--- begin ---

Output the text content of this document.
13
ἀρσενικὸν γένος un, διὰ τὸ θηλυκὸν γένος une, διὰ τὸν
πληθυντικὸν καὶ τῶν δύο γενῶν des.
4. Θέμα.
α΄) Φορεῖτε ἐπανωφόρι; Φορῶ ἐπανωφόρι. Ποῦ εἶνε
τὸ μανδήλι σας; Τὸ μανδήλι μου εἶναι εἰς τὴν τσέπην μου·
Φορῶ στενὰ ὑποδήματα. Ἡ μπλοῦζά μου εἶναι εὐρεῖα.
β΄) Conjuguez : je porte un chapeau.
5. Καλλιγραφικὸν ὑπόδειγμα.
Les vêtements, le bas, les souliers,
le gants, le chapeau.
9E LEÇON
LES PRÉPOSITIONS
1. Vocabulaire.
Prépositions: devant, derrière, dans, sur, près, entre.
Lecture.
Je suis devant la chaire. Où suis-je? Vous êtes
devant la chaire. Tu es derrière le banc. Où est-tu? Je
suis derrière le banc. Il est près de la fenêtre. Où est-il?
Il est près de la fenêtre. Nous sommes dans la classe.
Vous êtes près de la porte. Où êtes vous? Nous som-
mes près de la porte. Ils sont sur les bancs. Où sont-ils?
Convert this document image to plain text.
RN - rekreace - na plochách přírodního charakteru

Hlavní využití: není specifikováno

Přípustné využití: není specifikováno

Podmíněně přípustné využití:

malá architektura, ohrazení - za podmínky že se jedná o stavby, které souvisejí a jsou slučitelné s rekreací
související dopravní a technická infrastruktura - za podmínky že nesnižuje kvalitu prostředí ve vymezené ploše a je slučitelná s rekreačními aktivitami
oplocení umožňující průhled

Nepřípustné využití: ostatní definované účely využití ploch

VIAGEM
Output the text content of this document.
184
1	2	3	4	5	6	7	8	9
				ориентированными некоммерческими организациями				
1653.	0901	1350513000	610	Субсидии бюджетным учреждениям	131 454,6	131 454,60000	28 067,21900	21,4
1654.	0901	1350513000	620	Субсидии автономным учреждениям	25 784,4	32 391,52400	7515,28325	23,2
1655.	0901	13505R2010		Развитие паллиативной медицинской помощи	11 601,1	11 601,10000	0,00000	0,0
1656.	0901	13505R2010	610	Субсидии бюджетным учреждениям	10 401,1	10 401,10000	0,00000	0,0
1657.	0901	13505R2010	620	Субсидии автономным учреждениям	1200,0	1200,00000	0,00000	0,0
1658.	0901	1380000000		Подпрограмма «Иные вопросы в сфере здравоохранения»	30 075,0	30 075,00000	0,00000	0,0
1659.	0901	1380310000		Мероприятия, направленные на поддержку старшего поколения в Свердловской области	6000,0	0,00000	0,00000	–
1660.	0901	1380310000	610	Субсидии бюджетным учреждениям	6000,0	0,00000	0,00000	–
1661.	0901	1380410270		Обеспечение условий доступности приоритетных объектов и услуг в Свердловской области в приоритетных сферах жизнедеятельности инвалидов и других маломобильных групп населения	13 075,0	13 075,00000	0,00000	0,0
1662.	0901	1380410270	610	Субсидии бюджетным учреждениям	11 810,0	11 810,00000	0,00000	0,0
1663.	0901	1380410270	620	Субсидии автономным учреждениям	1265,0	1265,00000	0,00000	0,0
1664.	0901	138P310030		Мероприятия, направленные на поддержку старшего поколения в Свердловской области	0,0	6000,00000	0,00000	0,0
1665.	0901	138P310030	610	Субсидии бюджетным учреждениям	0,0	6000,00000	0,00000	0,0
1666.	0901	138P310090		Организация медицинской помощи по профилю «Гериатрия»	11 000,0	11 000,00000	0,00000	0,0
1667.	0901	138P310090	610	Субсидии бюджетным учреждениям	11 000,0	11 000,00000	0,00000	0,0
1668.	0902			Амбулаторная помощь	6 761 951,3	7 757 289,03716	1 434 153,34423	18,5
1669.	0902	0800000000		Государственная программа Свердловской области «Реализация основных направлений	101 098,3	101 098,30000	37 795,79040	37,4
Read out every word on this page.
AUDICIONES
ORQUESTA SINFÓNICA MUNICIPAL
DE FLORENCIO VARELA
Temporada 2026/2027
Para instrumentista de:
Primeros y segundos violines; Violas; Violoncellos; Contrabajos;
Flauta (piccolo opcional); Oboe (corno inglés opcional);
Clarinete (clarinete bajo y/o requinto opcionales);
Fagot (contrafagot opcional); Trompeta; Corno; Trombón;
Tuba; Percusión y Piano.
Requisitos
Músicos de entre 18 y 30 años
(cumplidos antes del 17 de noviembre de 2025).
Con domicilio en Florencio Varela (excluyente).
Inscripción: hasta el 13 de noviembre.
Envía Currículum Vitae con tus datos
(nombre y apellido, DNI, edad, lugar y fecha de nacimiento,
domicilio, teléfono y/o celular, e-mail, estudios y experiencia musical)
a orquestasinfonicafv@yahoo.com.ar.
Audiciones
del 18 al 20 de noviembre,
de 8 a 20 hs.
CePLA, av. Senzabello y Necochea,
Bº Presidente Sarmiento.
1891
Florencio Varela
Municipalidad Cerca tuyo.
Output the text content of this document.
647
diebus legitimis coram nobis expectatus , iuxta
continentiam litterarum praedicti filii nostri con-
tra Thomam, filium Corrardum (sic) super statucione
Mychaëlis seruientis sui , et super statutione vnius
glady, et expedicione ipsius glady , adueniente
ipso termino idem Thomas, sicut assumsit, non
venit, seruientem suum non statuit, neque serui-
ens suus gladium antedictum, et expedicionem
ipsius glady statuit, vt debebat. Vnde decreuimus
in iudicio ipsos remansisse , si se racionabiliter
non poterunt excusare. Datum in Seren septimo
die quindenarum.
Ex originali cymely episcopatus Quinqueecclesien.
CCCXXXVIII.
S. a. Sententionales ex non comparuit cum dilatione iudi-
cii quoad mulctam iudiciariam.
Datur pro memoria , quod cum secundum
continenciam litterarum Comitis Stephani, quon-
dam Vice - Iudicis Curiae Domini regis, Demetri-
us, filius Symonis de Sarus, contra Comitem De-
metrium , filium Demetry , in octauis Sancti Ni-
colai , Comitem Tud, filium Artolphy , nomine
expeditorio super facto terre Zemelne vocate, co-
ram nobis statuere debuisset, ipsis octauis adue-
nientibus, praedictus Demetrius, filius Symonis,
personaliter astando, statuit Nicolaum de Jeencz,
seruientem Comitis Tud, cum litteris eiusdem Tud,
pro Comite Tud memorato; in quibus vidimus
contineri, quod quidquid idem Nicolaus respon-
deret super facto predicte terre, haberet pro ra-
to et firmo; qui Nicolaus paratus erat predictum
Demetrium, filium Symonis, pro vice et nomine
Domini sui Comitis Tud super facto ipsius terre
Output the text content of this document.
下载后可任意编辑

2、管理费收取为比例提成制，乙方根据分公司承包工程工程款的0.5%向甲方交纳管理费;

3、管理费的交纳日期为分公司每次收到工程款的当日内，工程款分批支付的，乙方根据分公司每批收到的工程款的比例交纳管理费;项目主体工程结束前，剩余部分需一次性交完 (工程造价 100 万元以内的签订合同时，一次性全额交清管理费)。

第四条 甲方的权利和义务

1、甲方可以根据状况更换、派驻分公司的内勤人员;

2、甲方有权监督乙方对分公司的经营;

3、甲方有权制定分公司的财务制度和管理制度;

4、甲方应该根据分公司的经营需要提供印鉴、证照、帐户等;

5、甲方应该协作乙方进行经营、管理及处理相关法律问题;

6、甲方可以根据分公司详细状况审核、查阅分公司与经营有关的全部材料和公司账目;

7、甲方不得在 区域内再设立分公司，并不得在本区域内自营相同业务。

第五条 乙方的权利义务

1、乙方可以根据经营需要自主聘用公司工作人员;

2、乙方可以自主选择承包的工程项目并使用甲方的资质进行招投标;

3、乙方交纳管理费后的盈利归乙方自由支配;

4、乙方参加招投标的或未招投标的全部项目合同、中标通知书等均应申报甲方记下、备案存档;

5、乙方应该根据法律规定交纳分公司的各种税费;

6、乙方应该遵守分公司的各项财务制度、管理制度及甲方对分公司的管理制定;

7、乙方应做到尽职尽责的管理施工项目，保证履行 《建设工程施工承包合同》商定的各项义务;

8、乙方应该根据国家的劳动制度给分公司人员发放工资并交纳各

--- end ---

Directions for this task: From the records above, pull out every line containing the word "super".

Correct answer:
tra Thomam, filium Corrardum (sic) super statucione
Mychaëlis seruientis sui , et super statutione vnius
expeditorio super facto terre Zemelne vocate, co-
deret super facto predicte terre, haberet pro ra-
Domini sui Comitis Tud super facto ipsius terre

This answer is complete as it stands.